*Work required:* Write out every single entry exactly.

## start Data to process

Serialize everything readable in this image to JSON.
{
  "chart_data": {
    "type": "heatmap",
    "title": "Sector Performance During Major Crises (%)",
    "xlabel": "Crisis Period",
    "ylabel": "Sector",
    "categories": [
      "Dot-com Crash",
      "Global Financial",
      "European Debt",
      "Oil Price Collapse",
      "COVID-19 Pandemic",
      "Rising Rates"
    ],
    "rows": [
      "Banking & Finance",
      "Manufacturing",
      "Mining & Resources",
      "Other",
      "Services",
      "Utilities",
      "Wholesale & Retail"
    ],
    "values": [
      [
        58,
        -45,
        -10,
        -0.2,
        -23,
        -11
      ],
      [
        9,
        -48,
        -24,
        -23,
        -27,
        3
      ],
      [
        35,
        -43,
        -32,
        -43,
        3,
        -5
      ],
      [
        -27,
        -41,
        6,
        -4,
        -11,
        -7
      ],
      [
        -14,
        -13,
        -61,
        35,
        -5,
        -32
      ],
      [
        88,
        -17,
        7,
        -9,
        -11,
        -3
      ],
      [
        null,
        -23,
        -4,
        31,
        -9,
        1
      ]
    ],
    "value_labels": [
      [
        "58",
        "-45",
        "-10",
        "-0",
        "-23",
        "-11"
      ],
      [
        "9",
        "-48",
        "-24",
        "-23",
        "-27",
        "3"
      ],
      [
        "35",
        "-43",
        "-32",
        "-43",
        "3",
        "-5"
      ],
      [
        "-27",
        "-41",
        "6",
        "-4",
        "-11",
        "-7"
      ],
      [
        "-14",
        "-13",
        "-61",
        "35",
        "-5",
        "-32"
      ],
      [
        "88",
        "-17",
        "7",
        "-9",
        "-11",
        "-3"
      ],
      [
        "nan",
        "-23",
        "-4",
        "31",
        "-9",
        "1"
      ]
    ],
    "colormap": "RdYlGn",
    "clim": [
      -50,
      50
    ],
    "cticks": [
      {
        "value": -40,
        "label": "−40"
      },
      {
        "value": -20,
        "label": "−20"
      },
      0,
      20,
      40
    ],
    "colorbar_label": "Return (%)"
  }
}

## end Data to process

*The solution:*
Serialize everything readable in this image to JSON.
{
  "chart_data": {
    "type": "heatmap",
    "title": "Sector Performance During Major Crises (%)",
    "xlabel": "Crisis Period",
    "ylabel": "Sector",
    "categories": [
      "Dot-com Crash",
      "Global Financial",
      "European Debt",
      "Oil Price Collapse",
      "COVID-19 Pandemic",
      "Rising Rates"
    ],
    "rows": [
      "Banking & Finance",
      "Manufacturing",
      "Mining & Resources",
      "Other",
      "Services",
      "Utilities",
      "Wholesale & Retail"
    ],
    "values": [
      [
        58,
        -45,
        -10,
        -0.2,
        -23,
        -11
      ],
      [
        9,
        -48,
        -24,
        -23,
        -27,
        3
      ],
      [
        35,
        -43,
        -32,
        -43,
        3,
        -5
      ],
      [
        -27,
        -41,
        6,
        -4,
        -11,
        -7
      ],
      [
        -14,
        -13,
        -61,
        35,
        -5,
        -32
      ],
      [
        88,
        -17,
        7,
        -9,
        -11,
        -3
      ],
      [
        null,
        -23,
        -4,
        31,
        -9,
        1
      ]
    ],
    "value_labels": [
      [
        "58",
        "-45",
        "-10",
        "-0",
        "-23",
        "-11"
      ],
      [
        "9",
        "-48",
        "-24",
        "-23",
        "-27",
        "3"
      ],
      [
        "35",
        "-43",
        "-32",
        "-43",
        "3",
        "-5"
      ],
      [
        "-27",
        "-41",
        "6",
        "-4",
        "-11",
        "-7"
      ],
      [
        "-14",
        "-13",
        "-61",
        "35",
        "-5",
        "-32"
      ],
      [
        "88",
        "-17",
        "7",
        "-9",
        "-11",
        "-3"
      ],
      [
        "nan",
        "-23",
        "-4",
        "31",
        "-9",
        "1"
      ]
    ],
    "colormap": "RdYlGn",
    "clim": [
      -50,
      50
    ],
    "cticks": [
      {
        "value": -40,
        "label": "−40"
      },
      {
        "value": -20,
        "label": "−20"
      },
      0,
      20,
      40
    ],
    "colorbar_label": "Return (%)"
  }
}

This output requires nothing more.